== Excerpt ==
The Feminist Press is open to submissions, from anyone, on a rolling basis. That means that any author, with or without an agent, can submit directly to us year-round. We have submissions guidelines listed on our website that request authors submit projects that are completed. All submissions are reviewed by our submissions committee, and to help us with that process, we ask that authors submit a project synopsis, at least three chapters of the book, a marketing overview, and their bio.
Do you have any advice for authors who want to submit to you about how to improve their chances of acceptance?
Our biggest piece of advice for authors is to look at our recent publications, as well as our mission and vision statements, and see if their work matches the tone and direction of our list. Since we are a small indie press, and only publish about fifteen books a year, we have to make difficult decisions about what we have the capacity or ability to publish, and one of our most prominent decision-making factors is whether it is a good “fit.” Crafting an FP-specific pitch is also helpful, as it shows us the author has gone above and beyond in researching our titles and our vision.

== Supplied information ==
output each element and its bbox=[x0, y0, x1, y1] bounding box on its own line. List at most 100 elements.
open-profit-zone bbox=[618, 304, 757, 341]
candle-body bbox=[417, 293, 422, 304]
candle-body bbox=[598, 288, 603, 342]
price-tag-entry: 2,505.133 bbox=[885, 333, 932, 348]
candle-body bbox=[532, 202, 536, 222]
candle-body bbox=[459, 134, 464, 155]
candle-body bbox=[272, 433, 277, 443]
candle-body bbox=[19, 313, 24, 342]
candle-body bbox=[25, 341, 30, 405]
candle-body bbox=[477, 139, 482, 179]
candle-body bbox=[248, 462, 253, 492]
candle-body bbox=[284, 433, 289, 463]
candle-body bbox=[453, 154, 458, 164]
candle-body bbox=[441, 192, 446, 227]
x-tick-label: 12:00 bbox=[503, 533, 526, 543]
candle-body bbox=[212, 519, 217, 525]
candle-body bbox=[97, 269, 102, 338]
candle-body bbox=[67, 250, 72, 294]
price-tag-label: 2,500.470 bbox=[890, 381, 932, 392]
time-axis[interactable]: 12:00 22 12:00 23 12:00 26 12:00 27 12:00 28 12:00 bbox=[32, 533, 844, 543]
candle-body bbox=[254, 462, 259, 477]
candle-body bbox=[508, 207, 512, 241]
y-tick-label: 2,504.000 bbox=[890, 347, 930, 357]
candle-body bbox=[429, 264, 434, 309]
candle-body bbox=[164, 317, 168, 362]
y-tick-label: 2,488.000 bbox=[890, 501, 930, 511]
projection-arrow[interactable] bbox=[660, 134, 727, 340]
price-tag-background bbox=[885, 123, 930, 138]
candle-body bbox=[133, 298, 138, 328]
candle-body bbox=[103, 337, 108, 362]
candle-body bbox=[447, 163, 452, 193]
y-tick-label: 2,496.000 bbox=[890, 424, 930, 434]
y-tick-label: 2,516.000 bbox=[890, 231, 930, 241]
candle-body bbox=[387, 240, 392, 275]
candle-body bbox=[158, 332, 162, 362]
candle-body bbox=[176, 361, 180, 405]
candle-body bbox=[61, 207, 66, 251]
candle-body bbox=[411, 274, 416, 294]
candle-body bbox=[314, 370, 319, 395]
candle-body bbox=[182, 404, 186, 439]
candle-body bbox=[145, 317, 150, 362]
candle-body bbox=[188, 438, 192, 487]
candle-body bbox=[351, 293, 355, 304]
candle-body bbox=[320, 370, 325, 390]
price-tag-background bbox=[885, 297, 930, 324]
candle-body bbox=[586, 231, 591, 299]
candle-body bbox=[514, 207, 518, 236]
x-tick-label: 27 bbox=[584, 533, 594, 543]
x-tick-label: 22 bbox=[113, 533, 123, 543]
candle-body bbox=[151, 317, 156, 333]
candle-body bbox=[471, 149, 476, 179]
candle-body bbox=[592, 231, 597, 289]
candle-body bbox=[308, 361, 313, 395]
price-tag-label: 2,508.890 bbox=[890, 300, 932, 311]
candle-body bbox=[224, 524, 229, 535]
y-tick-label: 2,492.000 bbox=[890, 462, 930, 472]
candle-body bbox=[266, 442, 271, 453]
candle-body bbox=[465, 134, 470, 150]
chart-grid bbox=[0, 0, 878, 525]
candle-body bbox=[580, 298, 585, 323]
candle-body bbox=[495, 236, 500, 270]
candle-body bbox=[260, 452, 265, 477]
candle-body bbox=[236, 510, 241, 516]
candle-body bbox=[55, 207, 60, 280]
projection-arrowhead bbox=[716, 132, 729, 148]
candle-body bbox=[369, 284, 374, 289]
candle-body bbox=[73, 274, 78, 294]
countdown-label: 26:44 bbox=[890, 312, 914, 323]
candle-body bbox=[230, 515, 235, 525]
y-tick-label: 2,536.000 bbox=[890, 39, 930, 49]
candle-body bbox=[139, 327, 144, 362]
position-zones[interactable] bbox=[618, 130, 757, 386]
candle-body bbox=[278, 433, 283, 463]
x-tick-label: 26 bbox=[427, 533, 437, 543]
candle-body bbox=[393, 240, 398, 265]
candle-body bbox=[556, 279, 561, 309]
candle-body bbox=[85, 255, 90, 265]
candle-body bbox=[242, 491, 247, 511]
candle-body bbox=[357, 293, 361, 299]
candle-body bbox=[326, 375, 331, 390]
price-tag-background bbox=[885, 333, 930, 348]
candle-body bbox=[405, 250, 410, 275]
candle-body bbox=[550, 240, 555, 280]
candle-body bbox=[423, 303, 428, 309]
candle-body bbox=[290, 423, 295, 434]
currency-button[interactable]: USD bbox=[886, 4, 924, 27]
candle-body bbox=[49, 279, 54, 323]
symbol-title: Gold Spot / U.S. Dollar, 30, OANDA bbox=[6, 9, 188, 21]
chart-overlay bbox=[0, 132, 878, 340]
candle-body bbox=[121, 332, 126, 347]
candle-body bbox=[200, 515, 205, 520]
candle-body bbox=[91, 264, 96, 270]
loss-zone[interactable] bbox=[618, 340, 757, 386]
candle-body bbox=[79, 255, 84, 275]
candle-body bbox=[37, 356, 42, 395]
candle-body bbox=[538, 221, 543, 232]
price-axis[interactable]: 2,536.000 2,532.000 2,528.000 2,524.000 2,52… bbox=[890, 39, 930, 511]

== Task to complete ==
Please answer from the Feminist Press excerpt: roughly how many books does the press publish each year?

== Output of the exercise ==
About fifteen books a year.